» Work to do:
Filter the data for lines with the word "我是唯一id", then copy every line so identified.

━━━ Input material ━━━

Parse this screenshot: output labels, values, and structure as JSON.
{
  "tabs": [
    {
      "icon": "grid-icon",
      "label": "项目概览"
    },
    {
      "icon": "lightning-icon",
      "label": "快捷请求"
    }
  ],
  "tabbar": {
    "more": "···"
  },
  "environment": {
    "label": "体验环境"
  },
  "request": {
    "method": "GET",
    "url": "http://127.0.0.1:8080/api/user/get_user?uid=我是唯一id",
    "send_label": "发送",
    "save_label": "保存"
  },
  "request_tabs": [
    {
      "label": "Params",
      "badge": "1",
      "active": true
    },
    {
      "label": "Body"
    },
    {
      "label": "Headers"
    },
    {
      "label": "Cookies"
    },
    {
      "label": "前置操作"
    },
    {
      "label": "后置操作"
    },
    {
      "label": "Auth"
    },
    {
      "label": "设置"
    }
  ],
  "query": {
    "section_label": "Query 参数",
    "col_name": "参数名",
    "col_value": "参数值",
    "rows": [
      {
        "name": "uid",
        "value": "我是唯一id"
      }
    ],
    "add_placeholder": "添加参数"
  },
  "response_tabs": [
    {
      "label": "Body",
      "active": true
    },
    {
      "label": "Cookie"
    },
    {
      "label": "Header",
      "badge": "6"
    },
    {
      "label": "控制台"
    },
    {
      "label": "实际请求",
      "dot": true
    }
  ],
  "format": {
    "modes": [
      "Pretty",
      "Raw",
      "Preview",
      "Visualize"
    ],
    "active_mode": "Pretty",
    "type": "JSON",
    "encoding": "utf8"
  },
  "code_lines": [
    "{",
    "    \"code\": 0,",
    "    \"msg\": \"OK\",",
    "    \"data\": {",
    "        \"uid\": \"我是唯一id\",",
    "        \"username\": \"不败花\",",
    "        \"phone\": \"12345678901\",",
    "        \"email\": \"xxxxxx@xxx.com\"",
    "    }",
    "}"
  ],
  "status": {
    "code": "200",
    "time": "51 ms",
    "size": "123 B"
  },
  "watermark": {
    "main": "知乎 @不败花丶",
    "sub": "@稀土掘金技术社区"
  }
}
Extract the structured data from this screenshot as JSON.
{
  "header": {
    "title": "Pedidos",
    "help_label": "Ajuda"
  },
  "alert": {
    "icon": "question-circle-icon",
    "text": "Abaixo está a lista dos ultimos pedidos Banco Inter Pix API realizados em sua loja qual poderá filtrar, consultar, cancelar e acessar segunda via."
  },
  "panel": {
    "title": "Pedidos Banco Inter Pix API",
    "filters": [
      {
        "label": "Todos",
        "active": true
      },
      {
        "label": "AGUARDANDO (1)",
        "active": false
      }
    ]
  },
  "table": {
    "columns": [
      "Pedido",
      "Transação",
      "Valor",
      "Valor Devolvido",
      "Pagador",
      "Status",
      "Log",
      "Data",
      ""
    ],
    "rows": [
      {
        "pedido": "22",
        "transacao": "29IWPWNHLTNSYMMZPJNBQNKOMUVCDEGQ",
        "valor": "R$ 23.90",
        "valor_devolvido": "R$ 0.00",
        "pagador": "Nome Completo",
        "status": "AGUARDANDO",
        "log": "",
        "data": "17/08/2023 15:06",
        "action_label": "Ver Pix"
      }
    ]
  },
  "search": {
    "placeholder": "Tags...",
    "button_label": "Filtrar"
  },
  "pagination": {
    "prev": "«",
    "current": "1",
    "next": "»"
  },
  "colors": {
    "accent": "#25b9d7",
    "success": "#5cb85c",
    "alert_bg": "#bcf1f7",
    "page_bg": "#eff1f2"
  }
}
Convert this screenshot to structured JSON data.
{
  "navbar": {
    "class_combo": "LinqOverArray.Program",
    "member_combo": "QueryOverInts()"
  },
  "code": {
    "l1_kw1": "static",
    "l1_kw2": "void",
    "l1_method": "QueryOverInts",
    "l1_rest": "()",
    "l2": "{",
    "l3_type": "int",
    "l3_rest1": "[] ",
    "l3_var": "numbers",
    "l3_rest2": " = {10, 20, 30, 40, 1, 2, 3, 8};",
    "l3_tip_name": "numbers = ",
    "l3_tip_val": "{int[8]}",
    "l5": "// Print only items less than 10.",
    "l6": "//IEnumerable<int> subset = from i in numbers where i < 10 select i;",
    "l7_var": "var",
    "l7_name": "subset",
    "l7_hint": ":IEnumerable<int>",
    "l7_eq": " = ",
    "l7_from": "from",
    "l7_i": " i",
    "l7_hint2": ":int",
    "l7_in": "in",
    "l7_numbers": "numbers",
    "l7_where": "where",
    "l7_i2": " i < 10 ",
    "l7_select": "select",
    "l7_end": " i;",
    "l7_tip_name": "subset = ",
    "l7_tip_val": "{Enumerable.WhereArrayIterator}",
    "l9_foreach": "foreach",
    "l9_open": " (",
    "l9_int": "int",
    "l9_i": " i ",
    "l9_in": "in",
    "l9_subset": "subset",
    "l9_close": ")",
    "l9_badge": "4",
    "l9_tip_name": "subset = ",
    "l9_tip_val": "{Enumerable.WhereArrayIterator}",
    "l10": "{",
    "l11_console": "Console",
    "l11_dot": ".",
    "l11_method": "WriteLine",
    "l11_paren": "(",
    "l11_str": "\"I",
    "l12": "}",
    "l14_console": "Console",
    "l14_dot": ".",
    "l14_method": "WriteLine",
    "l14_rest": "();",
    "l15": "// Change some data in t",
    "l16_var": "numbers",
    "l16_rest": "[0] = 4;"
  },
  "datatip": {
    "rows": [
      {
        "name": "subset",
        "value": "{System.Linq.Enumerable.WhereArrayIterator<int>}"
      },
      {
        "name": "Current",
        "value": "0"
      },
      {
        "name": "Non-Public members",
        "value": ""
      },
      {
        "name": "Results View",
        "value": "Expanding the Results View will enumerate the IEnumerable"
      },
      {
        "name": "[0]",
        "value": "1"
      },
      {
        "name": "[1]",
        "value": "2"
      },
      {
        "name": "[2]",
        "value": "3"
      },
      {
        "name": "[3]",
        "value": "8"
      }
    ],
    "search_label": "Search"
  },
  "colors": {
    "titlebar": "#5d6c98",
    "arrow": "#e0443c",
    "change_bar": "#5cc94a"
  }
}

━━━

» Result of the task:
    "url": "http://127.0.0.1:8080/api/user/get_user?uid=我是唯一id",
        "value": "我是唯一id"
    "        \"uid\": \"我是唯一id\",",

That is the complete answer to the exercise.